Written request: Locate each line in the records containing "birthday". Copy it.

[Data entries]
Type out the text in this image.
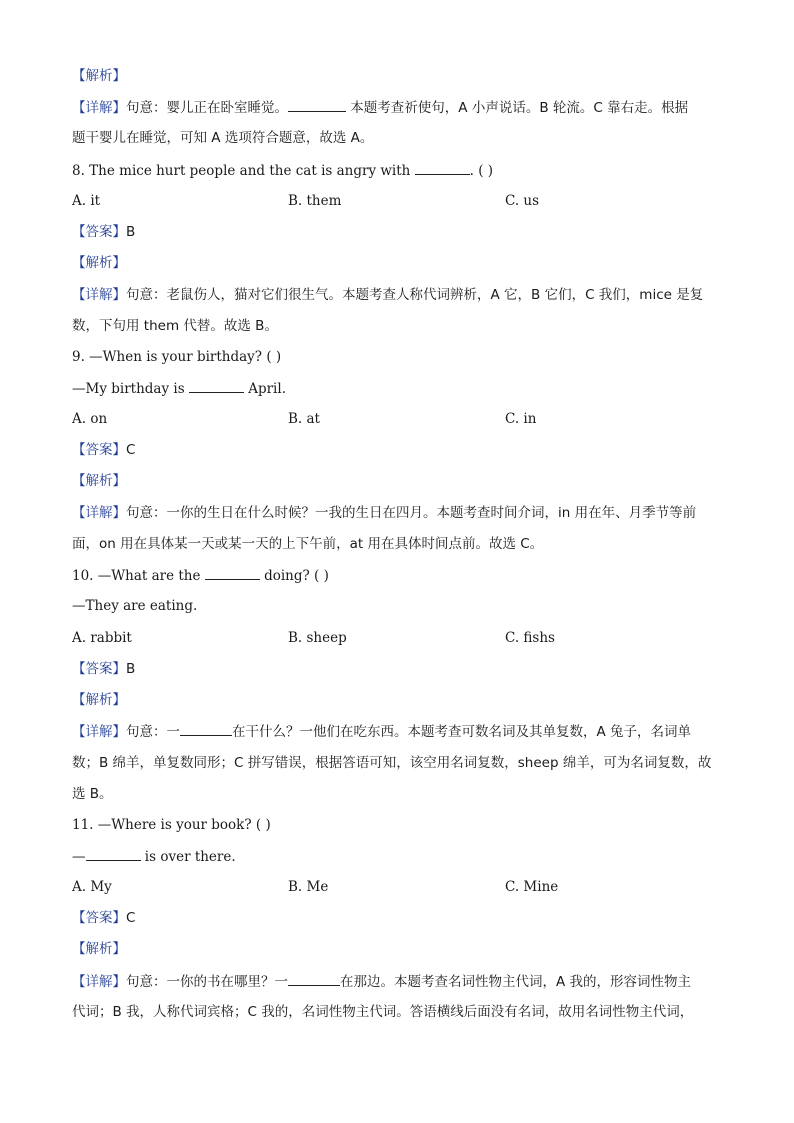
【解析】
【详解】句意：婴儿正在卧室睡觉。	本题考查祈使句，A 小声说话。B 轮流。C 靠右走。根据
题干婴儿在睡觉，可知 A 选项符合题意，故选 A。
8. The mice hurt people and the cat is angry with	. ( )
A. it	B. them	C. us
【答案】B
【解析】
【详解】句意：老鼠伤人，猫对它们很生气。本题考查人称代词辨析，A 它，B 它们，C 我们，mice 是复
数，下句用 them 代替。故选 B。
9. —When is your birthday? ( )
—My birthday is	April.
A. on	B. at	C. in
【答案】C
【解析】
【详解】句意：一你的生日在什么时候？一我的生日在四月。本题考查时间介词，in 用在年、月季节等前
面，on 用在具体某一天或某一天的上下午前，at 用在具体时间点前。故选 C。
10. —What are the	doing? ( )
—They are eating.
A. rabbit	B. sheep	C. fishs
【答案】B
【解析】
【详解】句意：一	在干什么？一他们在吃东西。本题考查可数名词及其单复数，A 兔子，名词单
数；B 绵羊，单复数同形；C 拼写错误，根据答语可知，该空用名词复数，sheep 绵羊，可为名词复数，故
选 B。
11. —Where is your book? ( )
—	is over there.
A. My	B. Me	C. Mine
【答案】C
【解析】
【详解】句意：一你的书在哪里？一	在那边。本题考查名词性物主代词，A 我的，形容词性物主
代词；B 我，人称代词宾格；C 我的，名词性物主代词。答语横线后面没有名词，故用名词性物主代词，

Solution to this problem:
9. —When is your birthday? ( )
—My birthday is	April.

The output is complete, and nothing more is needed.